Recorded data

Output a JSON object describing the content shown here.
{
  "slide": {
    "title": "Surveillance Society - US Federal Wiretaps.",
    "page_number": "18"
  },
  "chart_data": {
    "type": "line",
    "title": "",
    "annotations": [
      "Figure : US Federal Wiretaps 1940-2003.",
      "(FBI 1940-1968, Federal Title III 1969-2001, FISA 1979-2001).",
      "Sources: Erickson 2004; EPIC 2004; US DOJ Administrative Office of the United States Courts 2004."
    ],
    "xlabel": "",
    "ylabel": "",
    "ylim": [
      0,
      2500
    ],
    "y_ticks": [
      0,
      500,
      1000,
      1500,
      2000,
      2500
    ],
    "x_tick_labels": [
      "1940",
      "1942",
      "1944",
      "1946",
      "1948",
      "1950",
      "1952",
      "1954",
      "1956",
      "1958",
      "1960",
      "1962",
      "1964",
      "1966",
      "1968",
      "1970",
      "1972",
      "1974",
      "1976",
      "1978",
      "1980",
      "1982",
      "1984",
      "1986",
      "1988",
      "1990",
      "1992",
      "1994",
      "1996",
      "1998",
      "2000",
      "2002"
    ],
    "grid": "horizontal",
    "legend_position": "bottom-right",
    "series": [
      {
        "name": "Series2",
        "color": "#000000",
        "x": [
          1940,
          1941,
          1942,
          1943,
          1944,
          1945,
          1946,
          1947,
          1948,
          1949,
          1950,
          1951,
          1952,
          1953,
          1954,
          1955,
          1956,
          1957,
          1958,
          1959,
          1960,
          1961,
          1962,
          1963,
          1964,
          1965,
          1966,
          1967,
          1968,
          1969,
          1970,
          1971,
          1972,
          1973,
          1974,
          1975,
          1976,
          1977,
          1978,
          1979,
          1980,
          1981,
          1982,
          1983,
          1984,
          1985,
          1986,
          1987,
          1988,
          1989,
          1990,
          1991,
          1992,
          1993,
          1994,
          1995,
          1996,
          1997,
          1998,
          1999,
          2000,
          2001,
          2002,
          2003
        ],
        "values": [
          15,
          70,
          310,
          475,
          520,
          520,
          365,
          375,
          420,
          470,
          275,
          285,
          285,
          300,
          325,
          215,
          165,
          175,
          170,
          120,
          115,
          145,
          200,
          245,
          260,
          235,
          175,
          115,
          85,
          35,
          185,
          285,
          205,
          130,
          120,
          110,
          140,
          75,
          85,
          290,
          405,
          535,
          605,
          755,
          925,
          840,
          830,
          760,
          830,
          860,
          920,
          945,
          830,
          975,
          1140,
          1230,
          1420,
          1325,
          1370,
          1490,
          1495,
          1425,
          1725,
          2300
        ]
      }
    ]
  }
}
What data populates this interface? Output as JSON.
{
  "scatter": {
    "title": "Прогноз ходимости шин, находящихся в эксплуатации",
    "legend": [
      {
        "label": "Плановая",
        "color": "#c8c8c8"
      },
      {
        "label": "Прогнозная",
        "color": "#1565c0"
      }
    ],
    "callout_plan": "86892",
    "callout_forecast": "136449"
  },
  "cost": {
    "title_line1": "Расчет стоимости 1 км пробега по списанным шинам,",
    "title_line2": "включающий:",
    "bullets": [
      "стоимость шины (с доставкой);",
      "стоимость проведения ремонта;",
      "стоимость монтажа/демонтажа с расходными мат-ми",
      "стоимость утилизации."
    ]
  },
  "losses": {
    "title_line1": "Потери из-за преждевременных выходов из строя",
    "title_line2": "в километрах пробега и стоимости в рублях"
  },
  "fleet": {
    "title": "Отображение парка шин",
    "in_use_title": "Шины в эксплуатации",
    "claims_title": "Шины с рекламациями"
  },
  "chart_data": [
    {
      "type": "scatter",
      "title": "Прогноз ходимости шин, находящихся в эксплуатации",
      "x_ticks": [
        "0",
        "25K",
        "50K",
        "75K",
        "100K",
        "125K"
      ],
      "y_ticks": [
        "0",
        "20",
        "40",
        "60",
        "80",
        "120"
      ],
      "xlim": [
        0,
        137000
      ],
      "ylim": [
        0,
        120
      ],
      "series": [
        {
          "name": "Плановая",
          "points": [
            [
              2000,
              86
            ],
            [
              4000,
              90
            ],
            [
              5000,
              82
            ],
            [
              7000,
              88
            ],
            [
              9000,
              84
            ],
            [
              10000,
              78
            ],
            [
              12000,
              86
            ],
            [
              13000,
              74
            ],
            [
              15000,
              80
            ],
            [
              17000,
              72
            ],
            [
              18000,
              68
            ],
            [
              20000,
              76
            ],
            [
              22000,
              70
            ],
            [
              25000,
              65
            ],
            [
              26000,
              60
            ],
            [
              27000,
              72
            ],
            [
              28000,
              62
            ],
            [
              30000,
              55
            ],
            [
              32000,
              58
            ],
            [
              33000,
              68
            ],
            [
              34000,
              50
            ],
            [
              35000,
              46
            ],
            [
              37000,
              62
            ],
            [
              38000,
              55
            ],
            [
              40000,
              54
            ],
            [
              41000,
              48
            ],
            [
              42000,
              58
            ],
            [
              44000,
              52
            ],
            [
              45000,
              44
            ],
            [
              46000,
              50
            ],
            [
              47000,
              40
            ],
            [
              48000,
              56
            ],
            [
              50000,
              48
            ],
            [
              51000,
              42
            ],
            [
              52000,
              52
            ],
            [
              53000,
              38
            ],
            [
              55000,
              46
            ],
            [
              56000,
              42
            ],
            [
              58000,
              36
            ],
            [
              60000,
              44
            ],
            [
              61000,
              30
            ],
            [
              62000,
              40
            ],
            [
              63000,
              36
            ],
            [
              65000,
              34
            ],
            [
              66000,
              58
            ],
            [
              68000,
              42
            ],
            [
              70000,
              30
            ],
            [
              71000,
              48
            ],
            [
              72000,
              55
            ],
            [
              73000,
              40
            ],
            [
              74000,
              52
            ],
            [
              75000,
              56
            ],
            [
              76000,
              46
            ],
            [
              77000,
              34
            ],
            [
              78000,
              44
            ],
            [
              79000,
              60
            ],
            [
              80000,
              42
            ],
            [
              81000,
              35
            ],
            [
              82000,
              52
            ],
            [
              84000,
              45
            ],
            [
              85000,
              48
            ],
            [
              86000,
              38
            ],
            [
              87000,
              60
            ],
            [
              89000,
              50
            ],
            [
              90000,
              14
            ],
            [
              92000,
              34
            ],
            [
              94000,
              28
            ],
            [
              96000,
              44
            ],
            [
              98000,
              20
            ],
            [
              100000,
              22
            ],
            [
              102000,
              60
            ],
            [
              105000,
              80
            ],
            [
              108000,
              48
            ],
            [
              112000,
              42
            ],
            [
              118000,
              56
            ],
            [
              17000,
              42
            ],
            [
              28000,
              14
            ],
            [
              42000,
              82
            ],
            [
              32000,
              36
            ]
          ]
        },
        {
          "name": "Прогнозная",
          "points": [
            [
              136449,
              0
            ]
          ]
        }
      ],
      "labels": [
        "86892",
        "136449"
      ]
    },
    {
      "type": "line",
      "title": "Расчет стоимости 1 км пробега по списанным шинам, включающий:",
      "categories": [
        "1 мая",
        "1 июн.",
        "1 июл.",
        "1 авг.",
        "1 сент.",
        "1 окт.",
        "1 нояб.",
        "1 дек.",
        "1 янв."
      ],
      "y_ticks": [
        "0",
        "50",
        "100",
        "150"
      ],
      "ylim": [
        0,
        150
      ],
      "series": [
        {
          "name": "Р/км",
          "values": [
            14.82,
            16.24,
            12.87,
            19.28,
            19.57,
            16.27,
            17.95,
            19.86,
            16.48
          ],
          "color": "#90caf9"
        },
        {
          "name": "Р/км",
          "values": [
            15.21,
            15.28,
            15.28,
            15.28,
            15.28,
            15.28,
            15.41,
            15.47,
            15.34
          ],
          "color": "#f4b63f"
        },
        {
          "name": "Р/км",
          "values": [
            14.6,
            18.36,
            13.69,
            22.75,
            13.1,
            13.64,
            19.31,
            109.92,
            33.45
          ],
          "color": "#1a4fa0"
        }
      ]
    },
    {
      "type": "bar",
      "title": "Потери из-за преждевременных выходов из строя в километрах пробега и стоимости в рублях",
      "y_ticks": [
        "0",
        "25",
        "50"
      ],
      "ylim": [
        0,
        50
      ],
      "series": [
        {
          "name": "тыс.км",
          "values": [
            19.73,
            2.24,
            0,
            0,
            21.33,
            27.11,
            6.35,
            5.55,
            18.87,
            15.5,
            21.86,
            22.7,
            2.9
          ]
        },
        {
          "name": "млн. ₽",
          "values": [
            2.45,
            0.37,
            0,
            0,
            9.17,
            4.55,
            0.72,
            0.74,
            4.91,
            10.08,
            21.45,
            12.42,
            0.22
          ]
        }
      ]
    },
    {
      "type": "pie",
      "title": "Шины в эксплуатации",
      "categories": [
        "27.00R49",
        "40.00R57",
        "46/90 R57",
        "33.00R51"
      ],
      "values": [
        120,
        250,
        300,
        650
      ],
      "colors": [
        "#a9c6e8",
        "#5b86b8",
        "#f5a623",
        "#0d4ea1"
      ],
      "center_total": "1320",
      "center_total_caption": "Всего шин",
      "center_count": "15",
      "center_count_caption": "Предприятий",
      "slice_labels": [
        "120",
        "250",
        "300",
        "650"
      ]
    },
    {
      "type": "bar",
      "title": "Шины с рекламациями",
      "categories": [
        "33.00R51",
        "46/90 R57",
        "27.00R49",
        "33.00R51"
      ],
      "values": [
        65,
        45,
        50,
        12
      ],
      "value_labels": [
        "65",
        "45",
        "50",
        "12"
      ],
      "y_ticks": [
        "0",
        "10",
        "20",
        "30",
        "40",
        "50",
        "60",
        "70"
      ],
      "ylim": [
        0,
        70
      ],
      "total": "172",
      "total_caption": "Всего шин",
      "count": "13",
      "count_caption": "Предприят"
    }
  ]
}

Stated goal
Copy every line from the entries that contains the word "JSON".

Response to the exercise
Output a JSON object describing the content shown here.
What data populates this interface? Output as JSON.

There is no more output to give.